* Begin *

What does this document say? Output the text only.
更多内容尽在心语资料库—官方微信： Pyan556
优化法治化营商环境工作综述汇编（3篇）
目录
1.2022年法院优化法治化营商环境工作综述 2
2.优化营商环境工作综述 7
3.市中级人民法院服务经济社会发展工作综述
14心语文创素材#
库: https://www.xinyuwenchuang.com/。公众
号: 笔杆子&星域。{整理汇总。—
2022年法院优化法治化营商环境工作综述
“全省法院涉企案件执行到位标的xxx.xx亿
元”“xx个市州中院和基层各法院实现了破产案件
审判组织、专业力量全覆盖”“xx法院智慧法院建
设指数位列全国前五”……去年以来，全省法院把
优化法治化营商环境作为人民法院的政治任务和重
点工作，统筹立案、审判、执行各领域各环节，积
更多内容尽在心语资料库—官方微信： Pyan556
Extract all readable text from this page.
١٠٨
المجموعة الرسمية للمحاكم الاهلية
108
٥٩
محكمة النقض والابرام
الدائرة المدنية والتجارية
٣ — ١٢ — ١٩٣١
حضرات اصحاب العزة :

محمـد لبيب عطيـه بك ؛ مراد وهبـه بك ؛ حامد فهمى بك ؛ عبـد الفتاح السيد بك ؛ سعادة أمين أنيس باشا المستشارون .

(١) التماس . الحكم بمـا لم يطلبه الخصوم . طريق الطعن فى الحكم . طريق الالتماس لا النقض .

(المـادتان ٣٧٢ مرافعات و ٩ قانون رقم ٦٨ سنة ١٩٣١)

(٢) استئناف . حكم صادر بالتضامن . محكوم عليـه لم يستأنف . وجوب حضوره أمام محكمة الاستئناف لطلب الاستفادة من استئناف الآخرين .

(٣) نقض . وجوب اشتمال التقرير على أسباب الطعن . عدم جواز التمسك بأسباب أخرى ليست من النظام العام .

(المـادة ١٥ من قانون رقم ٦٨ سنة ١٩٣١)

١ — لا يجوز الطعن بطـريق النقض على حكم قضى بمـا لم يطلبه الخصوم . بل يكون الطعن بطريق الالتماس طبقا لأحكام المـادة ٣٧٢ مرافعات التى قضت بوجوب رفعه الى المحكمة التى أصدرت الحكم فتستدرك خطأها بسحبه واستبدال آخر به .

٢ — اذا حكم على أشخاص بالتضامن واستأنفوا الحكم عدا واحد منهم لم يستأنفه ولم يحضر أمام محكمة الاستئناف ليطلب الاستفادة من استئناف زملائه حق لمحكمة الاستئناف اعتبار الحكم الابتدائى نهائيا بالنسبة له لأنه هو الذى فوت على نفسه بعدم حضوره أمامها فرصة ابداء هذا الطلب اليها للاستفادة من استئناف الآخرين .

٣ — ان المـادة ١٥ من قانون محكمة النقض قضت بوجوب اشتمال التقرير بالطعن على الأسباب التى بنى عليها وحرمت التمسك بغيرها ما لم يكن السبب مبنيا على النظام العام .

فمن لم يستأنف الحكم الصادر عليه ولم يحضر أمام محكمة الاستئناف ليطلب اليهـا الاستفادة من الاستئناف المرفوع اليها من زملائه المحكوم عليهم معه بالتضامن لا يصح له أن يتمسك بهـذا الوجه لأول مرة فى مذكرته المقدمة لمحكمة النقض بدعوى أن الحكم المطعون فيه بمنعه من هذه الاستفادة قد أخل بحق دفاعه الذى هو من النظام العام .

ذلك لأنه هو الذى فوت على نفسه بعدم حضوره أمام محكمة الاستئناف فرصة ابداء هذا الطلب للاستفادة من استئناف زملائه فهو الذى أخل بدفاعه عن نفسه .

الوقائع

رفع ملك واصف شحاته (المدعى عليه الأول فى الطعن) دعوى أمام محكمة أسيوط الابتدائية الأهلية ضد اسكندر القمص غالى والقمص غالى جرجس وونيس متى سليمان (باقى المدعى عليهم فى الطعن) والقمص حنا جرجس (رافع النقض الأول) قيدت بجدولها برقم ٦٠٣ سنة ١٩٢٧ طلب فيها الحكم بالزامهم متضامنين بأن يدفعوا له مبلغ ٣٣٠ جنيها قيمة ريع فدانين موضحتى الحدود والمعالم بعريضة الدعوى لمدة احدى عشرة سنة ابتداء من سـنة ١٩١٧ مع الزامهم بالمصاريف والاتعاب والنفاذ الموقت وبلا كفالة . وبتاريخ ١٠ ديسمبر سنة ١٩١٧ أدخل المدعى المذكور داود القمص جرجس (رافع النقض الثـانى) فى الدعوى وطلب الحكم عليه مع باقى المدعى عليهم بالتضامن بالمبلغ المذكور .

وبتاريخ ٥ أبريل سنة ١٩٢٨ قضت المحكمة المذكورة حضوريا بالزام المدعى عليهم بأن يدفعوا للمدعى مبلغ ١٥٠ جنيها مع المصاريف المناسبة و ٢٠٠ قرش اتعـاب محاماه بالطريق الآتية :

* End *

What is expected -
Write out every entry word for word.

Exercise solution -
What does this document say? Output the text only.
更多内容尽在心语资料库—官方微信： Pyan556
优化法治化营商环境工作综述汇编（3篇）
目录
1.2022年法院优化法治化营商环境工作综述 2
2.优化营商环境工作综述 7
3.市中级人民法院服务经济社会发展工作综述
14心语文创素材#
库: https://www.xinyuwenchuang.com/。公众
号: 笔杆子&星域。{整理汇总。—
2022年法院优化法治化营商环境工作综述
“全省法院涉企案件执行到位标的xxx.xx亿
元”“xx个市州中院和基层各法院实现了破产案件
审判组织、专业力量全覆盖”“xx法院智慧法院建
设指数位列全国前五”……去年以来，全省法院把
优化法治化营商环境作为人民法院的政治任务和重
点工作，统筹立案、审判、执行各领域各环节，积
更多内容尽在心语资料库—官方微信： Pyan556
Extract all readable text from this page.
١٠٨
المجموعة الرسمية للمحاكم الاهلية
108
٥٩
محكمة النقض والابرام
الدائرة المدنية والتجارية
٣ — ١٢ — ١٩٣١
حضرات اصحاب العزة :

محمـد لبيب عطيـه بك ؛ مراد وهبـه بك ؛ حامد فهمى بك ؛ عبـد الفتاح السيد بك ؛ سعادة أمين أنيس باشا المستشارون .

(١) التماس . الحكم بمـا لم يطلبه الخصوم . طريق الطعن فى الحكم . طريق الالتماس لا النقض .

(المـادتان ٣٧٢ مرافعات و ٩ قانون رقم ٦٨ سنة ١٩٣١)

(٢) استئناف . حكم صادر بالتضامن . محكوم عليـه لم يستأنف . وجوب حضوره أمام محكمة الاستئناف لطلب الاستفادة من استئناف الآخرين .

(٣) نقض . وجوب اشتمال التقرير على أسباب الطعن . عدم جواز التمسك بأسباب أخرى ليست من النظام العام .

(المـادة ١٥ من قانون رقم ٦٨ سنة ١٩٣١)

١ — لا يجوز الطعن بطـريق النقض على حكم قضى بمـا لم يطلبه الخصوم . بل يكون الطعن بطريق الالتماس طبقا لأحكام المـادة ٣٧٢ مرافعات التى قضت بوجوب رفعه الى المحكمة التى أصدرت الحكم فتستدرك خطأها بسحبه واستبدال آخر به .

٢ — اذا حكم على أشخاص بالتضامن واستأنفوا الحكم عدا واحد منهم لم يستأنفه ولم يحضر أمام محكمة الاستئناف ليطلب الاستفادة من استئناف زملائه حق لمحكمة الاستئناف اعتبار الحكم الابتدائى نهائيا بالنسبة له لأنه هو الذى فوت على نفسه بعدم حضوره أمامها فرصة ابداء هذا الطلب اليها للاستفادة من استئناف الآخرين .

٣ — ان المـادة ١٥ من قانون محكمة النقض قضت بوجوب اشتمال التقرير بالطعن على الأسباب التى بنى عليها وحرمت التمسك بغيرها ما لم يكن السبب مبنيا على النظام العام .

فمن لم يستأنف الحكم الصادر عليه ولم يحضر أمام محكمة الاستئناف ليطلب اليهـا الاستفادة من الاستئناف المرفوع اليها من زملائه المحكوم عليهم معه بالتضامن لا يصح له أن يتمسك بهـذا الوجه لأول مرة فى مذكرته المقدمة لمحكمة النقض بدعوى أن الحكم المطعون فيه بمنعه من هذه الاستفادة قد أخل بحق دفاعه الذى هو من النظام العام .

ذلك لأنه هو الذى فوت على نفسه بعدم حضوره أمام محكمة الاستئناف فرصة ابداء هذا الطلب للاستفادة من استئناف زملائه فهو الذى أخل بدفاعه عن نفسه .

الوقائع

رفع ملك واصف شحاته (المدعى عليه الأول فى الطعن) دعوى أمام محكمة أسيوط الابتدائية الأهلية ضد اسكندر القمص غالى والقمص غالى جرجس وونيس متى سليمان (باقى المدعى عليهم فى الطعن) والقمص حنا جرجس (رافع النقض الأول) قيدت بجدولها برقم ٦٠٣ سنة ١٩٢٧ طلب فيها الحكم بالزامهم متضامنين بأن يدفعوا له مبلغ ٣٣٠ جنيها قيمة ريع فدانين موضحتى الحدود والمعالم بعريضة الدعوى لمدة احدى عشرة سنة ابتداء من سـنة ١٩١٧ مع الزامهم بالمصاريف والاتعاب والنفاذ الموقت وبلا كفالة . وبتاريخ ١٠ ديسمبر سنة ١٩١٧ أدخل المدعى المذكور داود القمص جرجس (رافع النقض الثـانى) فى الدعوى وطلب الحكم عليه مع باقى المدعى عليهم بالتضامن بالمبلغ المذكور .

وبتاريخ ٥ أبريل سنة ١٩٢٨ قضت المحكمة المذكورة حضوريا بالزام المدعى عليهم بأن يدفعوا للمدعى مبلغ ١٥٠ جنيها مع المصاريف المناسبة و ٢٠٠ قرش اتعـاب محاماه بالطريق الآتية :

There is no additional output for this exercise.